- **Requirement**
Exactly as written, retype the listing below, omitting the pictures.

- **Supplied material**
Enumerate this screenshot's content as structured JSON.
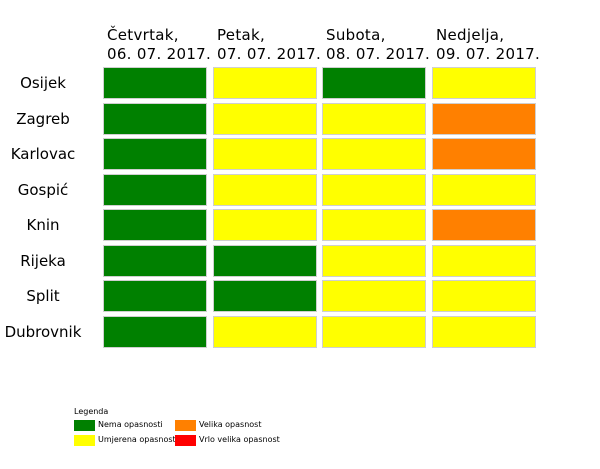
{
  "chart_data": {
    "type": "heatmap",
    "columns": [
      {
        "day": "Četvrtak,",
        "date": "06. 07. 2017."
      },
      {
        "day": "Petak,",
        "date": "07. 07. 2017."
      },
      {
        "day": "Subota,",
        "date": "08. 07. 2017."
      },
      {
        "day": "Nedjelja,",
        "date": "09. 07. 2017."
      }
    ],
    "rows": [
      "Osijek",
      "Zagreb",
      "Karlovac",
      "Gospić",
      "Knin",
      "Rijeka",
      "Split",
      "Dubrovnik"
    ],
    "levels": [
      {
        "label": "Nema opasnosti",
        "color": "#008000"
      },
      {
        "label": "Umjerena opasnost",
        "color": "#ffff00"
      },
      {
        "label": "Velika opasnost",
        "color": "#ff8000"
      },
      {
        "label": "Vrlo velika opasnost",
        "color": "#ff0000"
      }
    ],
    "values": [
      [
        0,
        1,
        0,
        1
      ],
      [
        0,
        1,
        1,
        2
      ],
      [
        0,
        1,
        1,
        2
      ],
      [
        0,
        1,
        1,
        1
      ],
      [
        0,
        1,
        1,
        2
      ],
      [
        0,
        0,
        1,
        1
      ],
      [
        0,
        0,
        1,
        1
      ],
      [
        0,
        1,
        1,
        1
      ]
    ]
  },
  "legend": {
    "title": "Legenda"
  }
}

- **Output for this task**
Enumerate this screenshot's content as structured JSON.
{
  "chart_data": {
    "type": "heatmap",
    "columns": [
      {
        "day": "Četvrtak,",
        "date": "06. 07. 2017."
      },
      {
        "day": "Petak,",
        "date": "07. 07. 2017."
      },
      {
        "day": "Subota,",
        "date": "08. 07. 2017."
      },
      {
        "day": "Nedjelja,",
        "date": "09. 07. 2017."
      }
    ],
    "rows": [
      "Osijek",
      "Zagreb",
      "Karlovac",
      "Gospić",
      "Knin",
      "Rijeka",
      "Split",
      "Dubrovnik"
    ],
    "levels": [
      {
        "label": "Nema opasnosti",
        "color": "#008000"
      },
      {
        "label": "Umjerena opasnost",
        "color": "#ffff00"
      },
      {
        "label": "Velika opasnost",
        "color": "#ff8000"
      },
      {
        "label": "Vrlo velika opasnost",
        "color": "#ff0000"
      }
    ],
    "values": [
      [
        0,
        1,
        0,
        1
      ],
      [
        0,
        1,
        1,
        2
      ],
      [
        0,
        1,
        1,
        2
      ],
      [
        0,
        1,
        1,
        1
      ],
      [
        0,
        1,
        1,
        2
      ],
      [
        0,
        0,
        1,
        1
      ],
      [
        0,
        0,
        1,
        1
      ],
      [
        0,
        1,
        1,
        1
      ]
    ]
  },
  "legend": {
    "title": "Legenda"
  }
}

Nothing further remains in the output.